_SET EXERCISE_:
Retype, exactly as written, every line from the one containing "Transcribe the text in this document." through the last line of the records below, both included; skip the pictures.
•••••
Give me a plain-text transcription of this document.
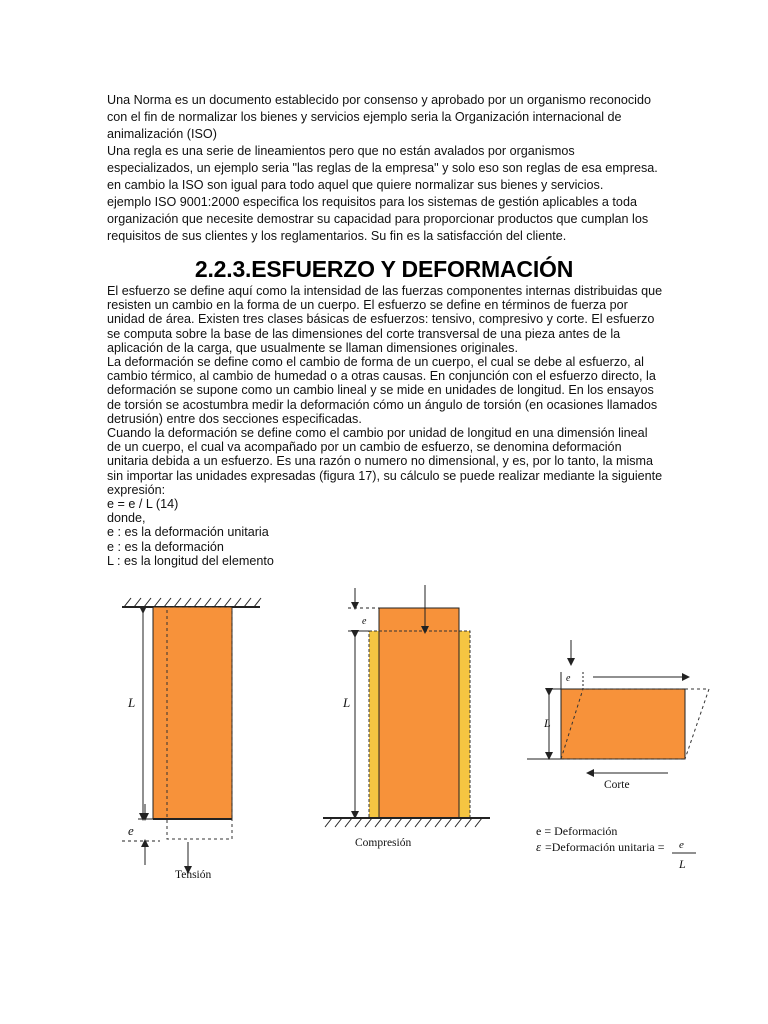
Una Norma es un documento establecido por consenso y aprobado por un organismo reconocido
con el fin de normalizar los bienes y servicios ejemplo seria la Organización internacional de
animalización (ISO)
Una regla es una serie de lineamientos pero que no están avalados por organismos
especializados, un ejemplo seria "las reglas de la empresa" y solo eso son reglas de esa empresa.
en cambio la ISO son igual para todo aquel que quiere normalizar sus bienes y servicios.
ejemplo ISO 9001:2000 especifica los requisitos para los sistemas de gestión aplicables a toda
organización que necesite demostrar su capacidad para proporcionar productos que cumplan los
requisitos de sus clientes y los reglamentarios. Su fin es la satisfacción del cliente.
2.2.3.ESFUERZO Y DEFORMACIÓN
El esfuerzo se define aquí como la intensidad de las fuerzas componentes internas distribuidas que
resisten un cambio en la forma de un cuerpo. El esfuerzo se define en términos de fuerza por
unidad de área. Existen tres clases básicas de esfuerzos: tensivo, compresivo y corte. El esfuerzo
se computa sobre la base de las dimensiones del corte transversal de una pieza antes de la
aplicación de la carga, que usualmente se llaman dimensiones originales.
La deformación se define como el cambio de forma de un cuerpo, el cual se debe al esfuerzo, al
cambio térmico, al cambio de humedad o a otras causas. En conjunción con el esfuerzo directo, la
deformación se supone como un cambio lineal y se mide en unidades de longitud. En los ensayos
de torsión se acostumbra medir la deformación cómo un ángulo de torsión (en ocasiones llamados
detrusión) entre dos secciones especificadas.
Cuando la deformación se define como el cambio por unidad de longitud en una dimensión lineal
de un cuerpo, el cual va acompañado por un cambio de esfuerzo, se denomina deformación
unitaria debida a un esfuerzo. Es una razón o numero no dimensional, y es, por lo tanto, la misma
sin importar las unidades expresadas (figura 17), su cálculo se puede realizar mediante la siguiente
expresión:
e = e / L (14)
donde,
e : es la deformación unitaria
e : es la deformación
L : es la longitud del elemento
L
e
Tensión
e
L
Compresión
L
e
Corte
e = Deformación
ε =Deformación unitaria = e
L
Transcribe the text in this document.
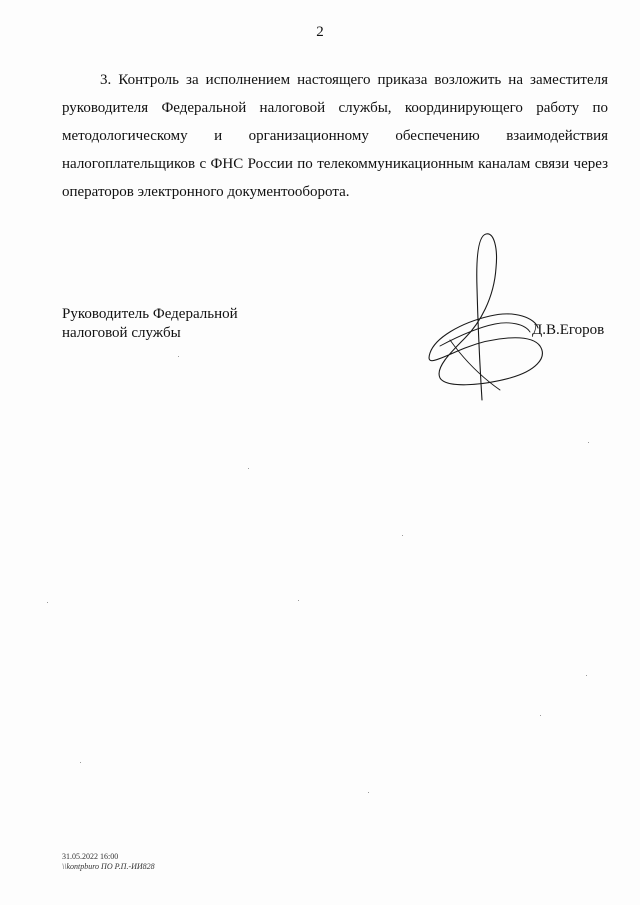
2
3. Контроль за исполнением настоящего приказа возложить на заместителя
руководителя Федеральной налоговой службы, координирующего работу по
методологическому и организационному обеспечению взаимодействия
налогоплательщиков с ФНС России по телекоммуникационным каналам связи через
операторов электронного документооборота.
Руководитель Федеральной
налоговой службы	Д.В.Егоров
31.05.2022 16:00
\\kontpburo ПО Р.П.-ИИ828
•••••
_FINISHED ANSWER_:
Transcribe the text in this document.
2
3. Контроль за исполнением настоящего приказа возложить на заместителя
руководителя Федеральной налоговой службы, координирующего работу по
методологическому и организационному обеспечению взаимодействия
налогоплательщиков с ФНС России по телекоммуникационным каналам связи через
операторов электронного документооборота.
Руководитель Федеральной
налоговой службы	Д.В.Егоров
31.05.2022 16:00
\\kontpburo ПО Р.П.-ИИ828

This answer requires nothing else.